◆ **EXERCISE DIRECTIONS**
Where a line contains the word "function", copy that line.

◆ **INPUT**
=-=-=

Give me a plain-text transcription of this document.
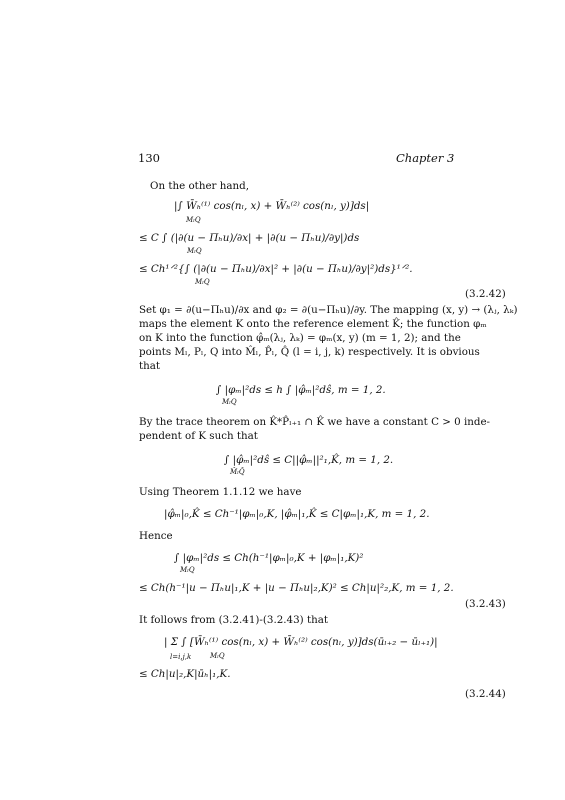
130	Chapter 3
On the other hand,
|∫ W̄ₕ⁽¹⁾ cos(nₗ, x) + W̄ₕ⁽²⁾ cos(nₗ, y)]ds|
MₗQ
≤ C ∫ (|∂(u − Πₕu)/∂x| + |∂(u − Πₕu)/∂y|)ds
MₗQ
≤ Ch¹ᐟ²{∫ (|∂(u − Πₕu)/∂x|² + |∂(u − Πₕu)/∂y|²)ds}¹ᐟ².
MₗQ
(3.2.42)
Set φ₁ = ∂(u−Πₕu)/∂x and φ₂ = ∂(u−Πₕu)/∂y. The mapping (x, y) → (λⱼ, λₖ)
maps the element K onto the reference element K̂; the function φₘ
on K into the function φ̂ₘ(λⱼ, λₖ) = φₘ(x, y) (m = 1, 2); and the
points Mₗ, Pₗ, Q into M̂ₗ, P̂ₗ, Q̂ (l = i, j, k) respectively. It is obvious
that
∫ |φₘ|²ds ≤ h ∫ |φ̂ₘ|²dŝ, m = 1, 2.
MₗQ
By the trace theorem on K̂*P̂ₗ₊₁ ∩ K̂ we have a constant C > 0 inde-
pendent of K such that
∫ |φ̂ₘ|²dŝ ≤ C||φ̂ₘ||²₁,K̂, m = 1, 2.
M̂ₗQ̂
Using Theorem 1.1.12 we have
|φ̂ₘ|₀,K̂ ≤ Ch⁻¹|φₘ|₀,K, |φ̂ₘ|₁,K̂ ≤ C|φₘ|₁,K, m = 1, 2.
Hence
∫ |φₘ|²ds ≤ Ch(h⁻¹|φₘ|₀,K + |φₘ|₁,K)²
MₗQ
≤ Ch(h⁻¹|u − Πₕu|₁,K + |u − Πₕu|₂,K)² ≤ Ch|u|²₂,K, m = 1, 2.
(3.2.43)
It follows from (3.2.41)-(3.2.43) that
| Σ ∫ [W̄ₕ⁽¹⁾ cos(nₗ, x) + W̄ₕ⁽²⁾ cos(nₗ, y)]ds(ūₗ₊₂ − ūₗ₊₁)|
l=i,j,k	MₗQ
≤ Ch|u|₂,K|ūₕ|₁,K.
(3.2.44)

=-=-=

◆ **COMPLETED EXERCISE**
maps the element K onto the reference element K̂; the function φₘ
on K into the function φ̂ₘ(λⱼ, λₖ) = φₘ(x, y) (m = 1, 2); and the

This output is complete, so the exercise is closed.